__Directive__: Quote the listing below in full and exactly as written, but omit every picture.

* BEGIN Material supplied *

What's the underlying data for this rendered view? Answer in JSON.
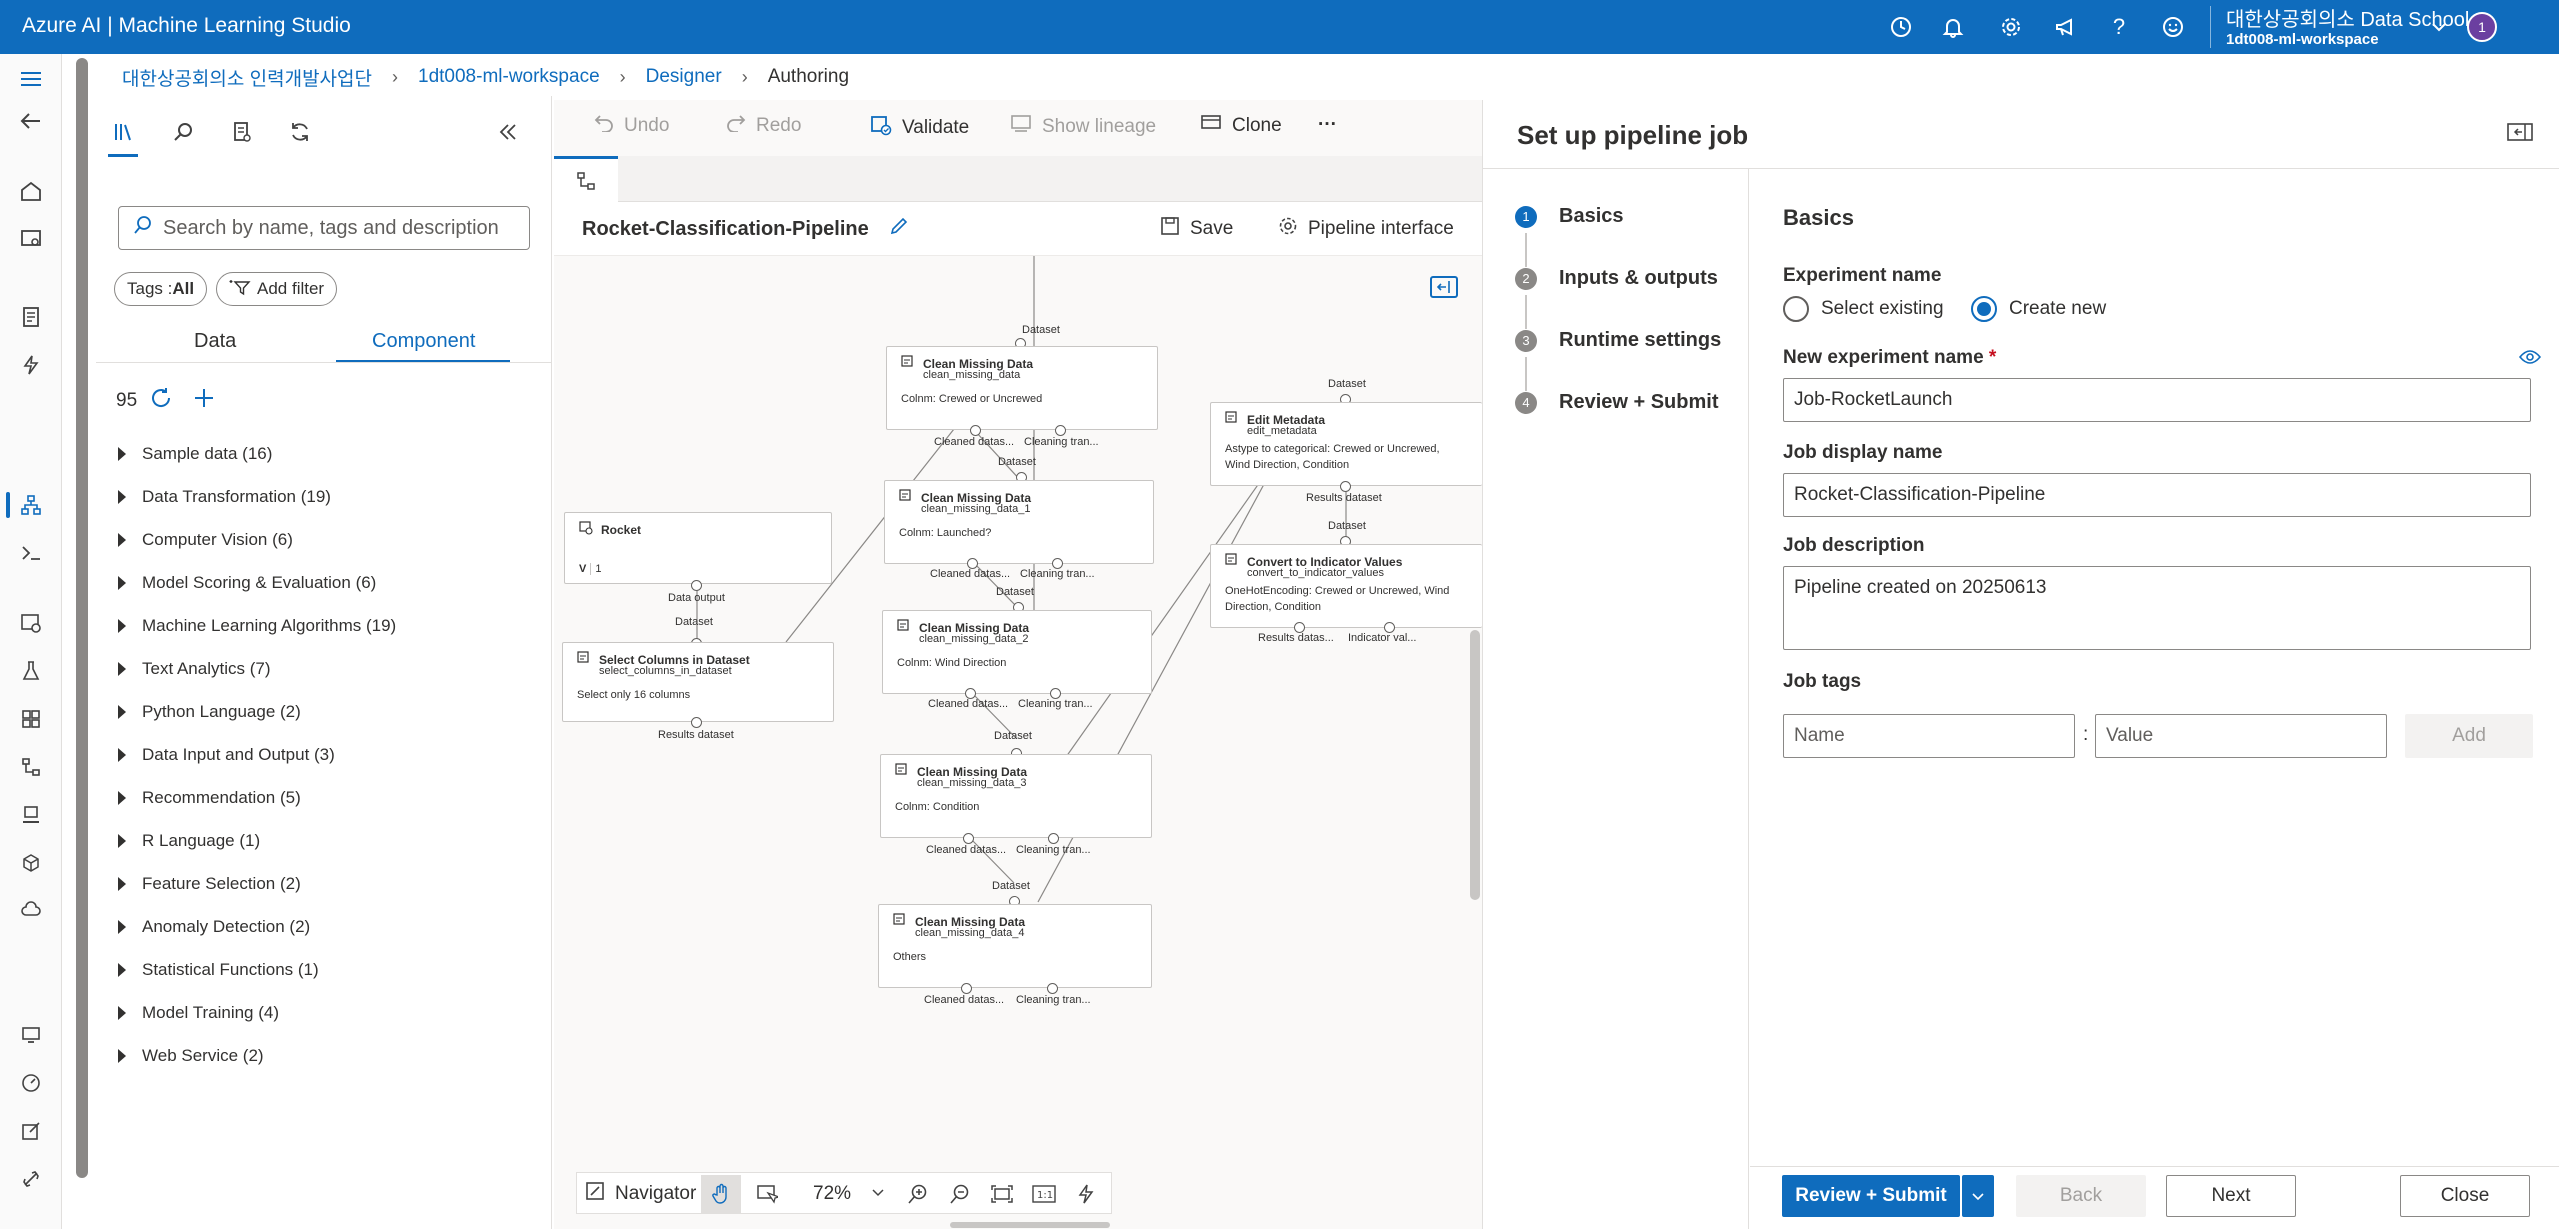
{
  "topbar": {
    "title": "Azure AI | Machine Learning Studio",
    "org": "대한상공회의소 Data School",
    "workspace": "1dt008-ml-workspace",
    "avatar": "1",
    "icons": [
      "clock-icon",
      "bell-icon",
      "gear-icon",
      "megaphone-icon",
      "help-icon",
      "smiley-icon",
      "chevron-down-icon"
    ]
  },
  "breadcrumb": {
    "items": [
      "대한상공회의소 인력개발사업단",
      "1dt008-ml-workspace",
      "Designer"
    ],
    "current": "Authoring"
  },
  "assets": {
    "search_placeholder": "Search by name, tags and description",
    "tags_label": "Tags : ",
    "tags_value": "All",
    "add_filter": "Add filter",
    "tab_data": "Data",
    "tab_component": "Component",
    "count": "95",
    "categories": [
      "Sample data (16)",
      "Data Transformation (19)",
      "Computer Vision (6)",
      "Model Scoring & Evaluation (6)",
      "Machine Learning Algorithms (19)",
      "Text Analytics (7)",
      "Python Language (2)",
      "Data Input and Output (3)",
      "Recommendation (5)",
      "R Language (1)",
      "Feature Selection (2)",
      "Anomaly Detection (2)",
      "Statistical Functions (1)",
      "Model Training (4)",
      "Web Service (2)"
    ]
  },
  "toolbar": {
    "undo": "Undo",
    "redo": "Redo",
    "validate": "Validate",
    "show_lineage": "Show lineage",
    "clone": "Clone",
    "more": "···"
  },
  "pipeline": {
    "name": "Rocket-Classification-Pipeline",
    "save": "Save",
    "interface": "Pipeline interface"
  },
  "nodes": {
    "rocket": {
      "title": "Rocket",
      "version": "V",
      "version_num": "1",
      "out": "Data output"
    },
    "select": {
      "in": "Dataset",
      "title": "Select Columns in Dataset",
      "sub": "select_columns_in_dataset",
      "desc": "Select only 16 columns",
      "out": "Results dataset"
    },
    "cmd0": {
      "in": "Dataset",
      "title": "Clean Missing Data",
      "sub": "clean_missing_data",
      "desc": "Colnm: Crewed or Uncrewed",
      "out1": "Cleaned datas...",
      "out2": "Cleaning tran..."
    },
    "cmd1": {
      "in": "Dataset",
      "title": "Clean Missing Data",
      "sub": "clean_missing_data_1",
      "desc": "Colnm: Launched?",
      "out1": "Cleaned datas...",
      "out2": "Cleaning tran..."
    },
    "cmd2": {
      "in": "Dataset",
      "title": "Clean Missing Data",
      "sub": "clean_missing_data_2",
      "desc": "Colnm: Wind Direction",
      "out1": "Cleaned datas...",
      "out2": "Cleaning tran..."
    },
    "cmd3": {
      "in": "Dataset",
      "title": "Clean Missing Data",
      "sub": "clean_missing_data_3",
      "desc": "Colnm: Condition",
      "out1": "Cleaned datas...",
      "out2": "Cleaning tran..."
    },
    "cmd4": {
      "in": "Dataset",
      "title": "Clean Missing Data",
      "sub": "clean_missing_data_4",
      "desc": "Others",
      "out1": "Cleaned datas...",
      "out2": "Cleaning tran..."
    },
    "meta": {
      "in": "Dataset",
      "title": "Edit Metadata",
      "sub": "edit_metadata",
      "desc1": "Astype to categorical: Crewed or Uncrewed,",
      "desc2": "Wind Direction, Condition",
      "out": "Results dataset"
    },
    "conv": {
      "in": "Dataset",
      "title": "Convert to Indicator Values",
      "sub": "convert_to_indicator_values",
      "desc1": "OneHotEncoding: Crewed or Uncrewed, Wind",
      "desc2": "Direction, Condition",
      "out1": "Results datas...",
      "out2": "Indicator val..."
    }
  },
  "navigator": {
    "label": "Navigator",
    "zoom": "72%"
  },
  "setup": {
    "title": "Set up pipeline job",
    "steps": [
      {
        "num": "1",
        "label": "Basics"
      },
      {
        "num": "2",
        "label": "Inputs & outputs"
      },
      {
        "num": "3",
        "label": "Runtime settings"
      },
      {
        "num": "4",
        "label": "Review + Submit"
      }
    ],
    "section": "Basics",
    "experiment_name": "Experiment name",
    "select_existing": "Select existing",
    "create_new": "Create new",
    "new_experiment_name": "New experiment name",
    "required": "*",
    "experiment_value": "Job-RocketLaunch",
    "display_name_label": "Job display name",
    "display_name_value": "Rocket-Classification-Pipeline",
    "description_label": "Job description",
    "description_value": "Pipeline created on 20250613",
    "tags_label": "Job tags",
    "tag_name_placeholder": "Name",
    "tag_value_placeholder": "Value",
    "colon": ":",
    "add": "Add",
    "review_submit": "Review + Submit",
    "back": "Back",
    "next": "Next",
    "close": "Close"
  },
  "colors": {
    "accent": "#0f6cbd",
    "topbar": "#0f6cbd"
  }
}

* END Material supplied *

__Exercise output__:
What's the underlying data for this rendered view? Answer in JSON.
{
  "topbar": {
    "title": "Azure AI | Machine Learning Studio",
    "org": "대한상공회의소 Data School",
    "workspace": "1dt008-ml-workspace",
    "avatar": "1",
    "icons": [
      "clock-icon",
      "bell-icon",
      "gear-icon",
      "megaphone-icon",
      "help-icon",
      "smiley-icon",
      "chevron-down-icon"
    ]
  },
  "breadcrumb": {
    "items": [
      "대한상공회의소 인력개발사업단",
      "1dt008-ml-workspace",
      "Designer"
    ],
    "current": "Authoring"
  },
  "assets": {
    "search_placeholder": "Search by name, tags and description",
    "tags_label": "Tags : ",
    "tags_value": "All",
    "add_filter": "Add filter",
    "tab_data": "Data",
    "tab_component": "Component",
    "count": "95",
    "categories": [
      "Sample data (16)",
      "Data Transformation (19)",
      "Computer Vision (6)",
      "Model Scoring & Evaluation (6)",
      "Machine Learning Algorithms (19)",
      "Text Analytics (7)",
      "Python Language (2)",
      "Data Input and Output (3)",
      "Recommendation (5)",
      "R Language (1)",
      "Feature Selection (2)",
      "Anomaly Detection (2)",
      "Statistical Functions (1)",
      "Model Training (4)",
      "Web Service (2)"
    ]
  },
  "toolbar": {
    "undo": "Undo",
    "redo": "Redo",
    "validate": "Validate",
    "show_lineage": "Show lineage",
    "clone": "Clone",
    "more": "···"
  },
  "pipeline": {
    "name": "Rocket-Classification-Pipeline",
    "save": "Save",
    "interface": "Pipeline interface"
  },
  "nodes": {
    "rocket": {
      "title": "Rocket",
      "version": "V",
      "version_num": "1",
      "out": "Data output"
    },
    "select": {
      "in": "Dataset",
      "title": "Select Columns in Dataset",
      "sub": "select_columns_in_dataset",
      "desc": "Select only 16 columns",
      "out": "Results dataset"
    },
    "cmd0": {
      "in": "Dataset",
      "title": "Clean Missing Data",
      "sub": "clean_missing_data",
      "desc": "Colnm: Crewed or Uncrewed",
      "out1": "Cleaned datas...",
      "out2": "Cleaning tran..."
    },
    "cmd1": {
      "in": "Dataset",
      "title": "Clean Missing Data",
      "sub": "clean_missing_data_1",
      "desc": "Colnm: Launched?",
      "out1": "Cleaned datas...",
      "out2": "Cleaning tran..."
    },
    "cmd2": {
      "in": "Dataset",
      "title": "Clean Missing Data",
      "sub": "clean_missing_data_2",
      "desc": "Colnm: Wind Direction",
      "out1": "Cleaned datas...",
      "out2": "Cleaning tran..."
    },
    "cmd3": {
      "in": "Dataset",
      "title": "Clean Missing Data",
      "sub": "clean_missing_data_3",
      "desc": "Colnm: Condition",
      "out1": "Cleaned datas...",
      "out2": "Cleaning tran..."
    },
    "cmd4": {
      "in": "Dataset",
      "title": "Clean Missing Data",
      "sub": "clean_missing_data_4",
      "desc": "Others",
      "out1": "Cleaned datas...",
      "out2": "Cleaning tran..."
    },
    "meta": {
      "in": "Dataset",
      "title": "Edit Metadata",
      "sub": "edit_metadata",
      "desc1": "Astype to categorical: Crewed or Uncrewed,",
      "desc2": "Wind Direction, Condition",
      "out": "Results dataset"
    },
    "conv": {
      "in": "Dataset",
      "title": "Convert to Indicator Values",
      "sub": "convert_to_indicator_values",
      "desc1": "OneHotEncoding: Crewed or Uncrewed, Wind",
      "desc2": "Direction, Condition",
      "out1": "Results datas...",
      "out2": "Indicator val..."
    }
  },
  "navigator": {
    "label": "Navigator",
    "zoom": "72%"
  },
  "setup": {
    "title": "Set up pipeline job",
    "steps": [
      {
        "num": "1",
        "label": "Basics"
      },
      {
        "num": "2",
        "label": "Inputs & outputs"
      },
      {
        "num": "3",
        "label": "Runtime settings"
      },
      {
        "num": "4",
        "label": "Review + Submit"
      }
    ],
    "section": "Basics",
    "experiment_name": "Experiment name",
    "select_existing": "Select existing",
    "create_new": "Create new",
    "new_experiment_name": "New experiment name",
    "required": "*",
    "experiment_value": "Job-RocketLaunch",
    "display_name_label": "Job display name",
    "display_name_value": "Rocket-Classification-Pipeline",
    "description_label": "Job description",
    "description_value": "Pipeline created on 20250613",
    "tags_label": "Job tags",
    "tag_name_placeholder": "Name",
    "tag_value_placeholder": "Value",
    "colon": ":",
    "add": "Add",
    "review_submit": "Review + Submit",
    "back": "Back",
    "next": "Next",
    "close": "Close"
  },
  "colors": {
    "accent": "#0f6cbd",
    "topbar": "#0f6cbd"
  }
}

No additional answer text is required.